- Data for this exercise -
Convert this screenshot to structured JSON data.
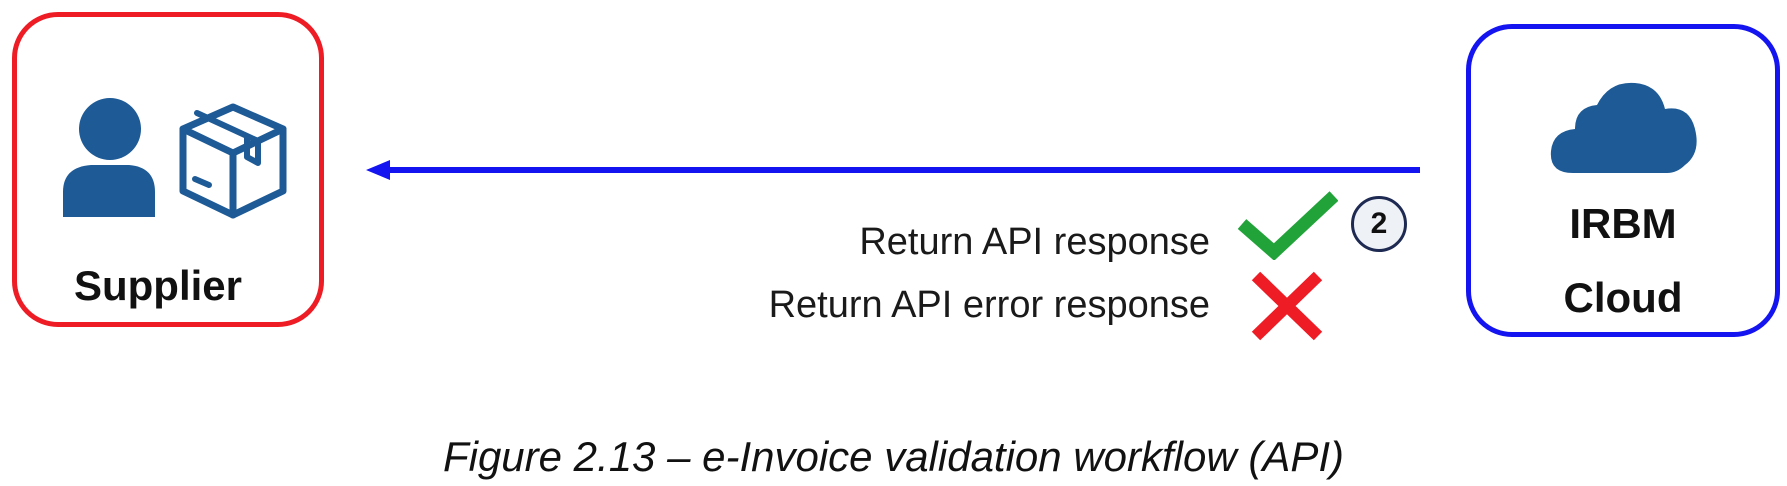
{
  "nodes": {
    "supplier": {
      "label": "Supplier",
      "border_color": "#ee1c24",
      "icons": [
        "person-icon",
        "package-box-icon"
      ]
    },
    "irbm": {
      "label_line1": "IRBM",
      "label_line2": "Cloud",
      "border_color": "#1414f0",
      "icons": [
        "cloud-icon"
      ]
    }
  },
  "flow": {
    "arrow_color": "#1414f0",
    "direction": "irbm-to-supplier",
    "step_number": "2",
    "responses": [
      {
        "text": "Return API response",
        "status_icon": "check-icon",
        "color": "#22a33a"
      },
      {
        "text": "Return API error response",
        "status_icon": "cross-icon",
        "color": "#ee1c24"
      }
    ]
  },
  "icon_color": "#1d5a96",
  "caption": "Figure 2.13 – e-Invoice validation workflow (API)"
}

- Goal -
Count the lines in the material above where the string "Return" appears, then state only that count.

- Exercise result -
2